### EXERCISE DETAILS
Each line containing the word "here" must be reported.

Stored data entries:

* * *

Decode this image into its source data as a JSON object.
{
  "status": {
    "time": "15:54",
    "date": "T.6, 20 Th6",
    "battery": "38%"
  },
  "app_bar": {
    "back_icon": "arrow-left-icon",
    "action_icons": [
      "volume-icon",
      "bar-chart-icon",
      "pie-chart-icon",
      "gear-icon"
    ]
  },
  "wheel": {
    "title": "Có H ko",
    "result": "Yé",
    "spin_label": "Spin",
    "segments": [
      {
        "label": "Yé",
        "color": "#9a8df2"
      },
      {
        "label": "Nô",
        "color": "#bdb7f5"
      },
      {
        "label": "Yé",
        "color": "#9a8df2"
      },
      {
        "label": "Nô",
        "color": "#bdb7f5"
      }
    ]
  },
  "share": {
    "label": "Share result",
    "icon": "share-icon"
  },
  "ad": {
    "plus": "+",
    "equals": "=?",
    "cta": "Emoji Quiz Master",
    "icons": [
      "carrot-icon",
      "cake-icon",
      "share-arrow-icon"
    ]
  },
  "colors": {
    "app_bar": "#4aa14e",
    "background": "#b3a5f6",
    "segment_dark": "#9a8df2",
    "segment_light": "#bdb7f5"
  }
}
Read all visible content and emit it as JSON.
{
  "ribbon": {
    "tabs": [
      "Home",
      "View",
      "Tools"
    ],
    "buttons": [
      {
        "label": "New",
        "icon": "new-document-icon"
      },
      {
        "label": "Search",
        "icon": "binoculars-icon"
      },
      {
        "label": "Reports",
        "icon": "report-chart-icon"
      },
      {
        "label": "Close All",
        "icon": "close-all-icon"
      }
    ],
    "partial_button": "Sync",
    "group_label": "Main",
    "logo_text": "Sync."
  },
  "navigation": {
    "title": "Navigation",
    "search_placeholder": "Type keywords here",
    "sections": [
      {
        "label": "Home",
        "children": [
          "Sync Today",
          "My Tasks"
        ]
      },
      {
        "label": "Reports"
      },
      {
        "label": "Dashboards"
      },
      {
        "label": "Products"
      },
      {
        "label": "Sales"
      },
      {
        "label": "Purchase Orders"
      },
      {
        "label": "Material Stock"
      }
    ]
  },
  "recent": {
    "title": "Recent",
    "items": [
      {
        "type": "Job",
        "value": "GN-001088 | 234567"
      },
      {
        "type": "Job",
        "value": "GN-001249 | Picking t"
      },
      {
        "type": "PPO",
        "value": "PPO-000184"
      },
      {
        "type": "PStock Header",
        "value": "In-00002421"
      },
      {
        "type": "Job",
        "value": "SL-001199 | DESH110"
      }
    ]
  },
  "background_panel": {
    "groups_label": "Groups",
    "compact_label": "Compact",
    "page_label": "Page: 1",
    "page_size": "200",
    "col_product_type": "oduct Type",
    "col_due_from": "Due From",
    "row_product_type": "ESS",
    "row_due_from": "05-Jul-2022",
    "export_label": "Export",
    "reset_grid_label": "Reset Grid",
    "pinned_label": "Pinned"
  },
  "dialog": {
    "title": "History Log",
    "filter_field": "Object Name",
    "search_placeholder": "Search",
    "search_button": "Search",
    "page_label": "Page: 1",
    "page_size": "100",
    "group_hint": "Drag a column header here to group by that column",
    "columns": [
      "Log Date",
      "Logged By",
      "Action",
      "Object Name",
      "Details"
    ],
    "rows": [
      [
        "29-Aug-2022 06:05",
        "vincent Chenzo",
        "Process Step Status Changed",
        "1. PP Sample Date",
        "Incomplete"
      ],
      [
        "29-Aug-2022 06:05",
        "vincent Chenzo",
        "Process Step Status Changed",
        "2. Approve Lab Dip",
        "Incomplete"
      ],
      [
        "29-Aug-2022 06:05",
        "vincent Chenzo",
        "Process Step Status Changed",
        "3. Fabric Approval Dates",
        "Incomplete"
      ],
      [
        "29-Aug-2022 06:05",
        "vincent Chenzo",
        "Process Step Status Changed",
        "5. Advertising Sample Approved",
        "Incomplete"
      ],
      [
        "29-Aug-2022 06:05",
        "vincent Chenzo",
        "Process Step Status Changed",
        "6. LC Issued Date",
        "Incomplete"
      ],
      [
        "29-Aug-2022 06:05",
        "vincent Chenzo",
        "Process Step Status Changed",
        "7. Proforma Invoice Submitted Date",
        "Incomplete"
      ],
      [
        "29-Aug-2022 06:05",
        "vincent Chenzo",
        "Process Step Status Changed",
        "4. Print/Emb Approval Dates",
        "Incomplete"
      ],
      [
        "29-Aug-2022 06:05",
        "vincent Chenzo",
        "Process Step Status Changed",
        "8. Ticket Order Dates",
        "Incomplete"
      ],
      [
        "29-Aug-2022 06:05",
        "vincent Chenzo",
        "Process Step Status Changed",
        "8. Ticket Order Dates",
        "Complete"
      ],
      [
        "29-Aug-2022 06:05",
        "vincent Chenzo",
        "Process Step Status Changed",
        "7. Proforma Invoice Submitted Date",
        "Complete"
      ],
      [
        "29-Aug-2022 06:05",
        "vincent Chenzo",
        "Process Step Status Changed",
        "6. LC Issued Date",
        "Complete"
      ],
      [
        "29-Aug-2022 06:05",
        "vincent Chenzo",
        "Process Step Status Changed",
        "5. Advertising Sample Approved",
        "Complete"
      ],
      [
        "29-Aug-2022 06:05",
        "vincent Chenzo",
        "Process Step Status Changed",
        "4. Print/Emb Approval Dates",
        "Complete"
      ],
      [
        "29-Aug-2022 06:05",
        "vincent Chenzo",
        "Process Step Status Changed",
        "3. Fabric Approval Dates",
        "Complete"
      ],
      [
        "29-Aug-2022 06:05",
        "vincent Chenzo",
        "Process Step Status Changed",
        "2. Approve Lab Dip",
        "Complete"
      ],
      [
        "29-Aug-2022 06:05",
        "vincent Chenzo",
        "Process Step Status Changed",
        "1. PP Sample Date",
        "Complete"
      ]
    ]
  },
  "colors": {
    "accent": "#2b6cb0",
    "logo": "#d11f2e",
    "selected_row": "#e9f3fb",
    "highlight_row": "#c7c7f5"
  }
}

* * *

### SOLUTION TO THIS TASK
    "search_placeholder": "Type keywords here",
    "group_hint": "Drag a column header here to group by that column",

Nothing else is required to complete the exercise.